What is expected =>
Copy out the entries below in full and exactly.

[Stored entries]
□ □ □ □

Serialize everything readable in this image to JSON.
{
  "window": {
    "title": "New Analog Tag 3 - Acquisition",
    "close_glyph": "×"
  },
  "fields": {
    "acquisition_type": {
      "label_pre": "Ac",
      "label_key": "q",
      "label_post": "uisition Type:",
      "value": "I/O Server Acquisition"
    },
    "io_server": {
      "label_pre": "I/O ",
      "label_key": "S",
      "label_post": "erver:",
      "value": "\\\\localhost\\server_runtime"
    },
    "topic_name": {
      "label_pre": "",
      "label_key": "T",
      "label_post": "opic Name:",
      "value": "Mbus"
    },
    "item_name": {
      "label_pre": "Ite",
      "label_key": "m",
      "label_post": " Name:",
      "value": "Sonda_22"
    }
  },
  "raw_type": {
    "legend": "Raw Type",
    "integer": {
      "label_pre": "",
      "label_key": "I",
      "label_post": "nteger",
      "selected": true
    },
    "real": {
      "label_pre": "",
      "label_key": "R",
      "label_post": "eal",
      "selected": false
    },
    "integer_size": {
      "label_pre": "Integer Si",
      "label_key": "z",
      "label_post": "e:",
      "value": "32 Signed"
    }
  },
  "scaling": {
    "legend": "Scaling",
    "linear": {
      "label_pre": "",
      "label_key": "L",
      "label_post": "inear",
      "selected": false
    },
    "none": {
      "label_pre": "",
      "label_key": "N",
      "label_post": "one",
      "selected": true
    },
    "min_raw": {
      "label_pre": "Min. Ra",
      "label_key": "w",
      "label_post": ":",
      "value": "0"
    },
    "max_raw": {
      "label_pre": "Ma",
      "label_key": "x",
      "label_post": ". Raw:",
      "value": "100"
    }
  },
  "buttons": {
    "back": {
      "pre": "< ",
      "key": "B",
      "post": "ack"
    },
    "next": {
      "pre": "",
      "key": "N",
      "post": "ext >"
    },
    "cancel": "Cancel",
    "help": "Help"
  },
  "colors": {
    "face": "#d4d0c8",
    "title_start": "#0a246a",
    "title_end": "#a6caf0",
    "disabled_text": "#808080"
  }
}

□ □ □ □

Completed task =>
Serialize everything readable in this image to JSON.
{
  "window": {
    "title": "New Analog Tag 3 - Acquisition",
    "close_glyph": "×"
  },
  "fields": {
    "acquisition_type": {
      "label_pre": "Ac",
      "label_key": "q",
      "label_post": "uisition Type:",
      "value": "I/O Server Acquisition"
    },
    "io_server": {
      "label_pre": "I/O ",
      "label_key": "S",
      "label_post": "erver:",
      "value": "\\\\localhost\\server_runtime"
    },
    "topic_name": {
      "label_pre": "",
      "label_key": "T",
      "label_post": "opic Name:",
      "value": "Mbus"
    },
    "item_name": {
      "label_pre": "Ite",
      "label_key": "m",
      "label_post": " Name:",
      "value": "Sonda_22"
    }
  },
  "raw_type": {
    "legend": "Raw Type",
    "integer": {
      "label_pre": "",
      "label_key": "I",
      "label_post": "nteger",
      "selected": true
    },
    "real": {
      "label_pre": "",
      "label_key": "R",
      "label_post": "eal",
      "selected": false
    },
    "integer_size": {
      "label_pre": "Integer Si",
      "label_key": "z",
      "label_post": "e:",
      "value": "32 Signed"
    }
  },
  "scaling": {
    "legend": "Scaling",
    "linear": {
      "label_pre": "",
      "label_key": "L",
      "label_post": "inear",
      "selected": false
    },
    "none": {
      "label_pre": "",
      "label_key": "N",
      "label_post": "one",
      "selected": true
    },
    "min_raw": {
      "label_pre": "Min. Ra",
      "label_key": "w",
      "label_post": ":",
      "value": "0"
    },
    "max_raw": {
      "label_pre": "Ma",
      "label_key": "x",
      "label_post": ". Raw:",
      "value": "100"
    }
  },
  "buttons": {
    "back": {
      "pre": "< ",
      "key": "B",
      "post": "ack"
    },
    "next": {
      "pre": "",
      "key": "N",
      "post": "ext >"
    },
    "cancel": "Cancel",
    "help": "Help"
  },
  "colors": {
    "face": "#d4d0c8",
    "title_start": "#0a246a",
    "title_end": "#a6caf0",
    "disabled_text": "#808080"
  }
}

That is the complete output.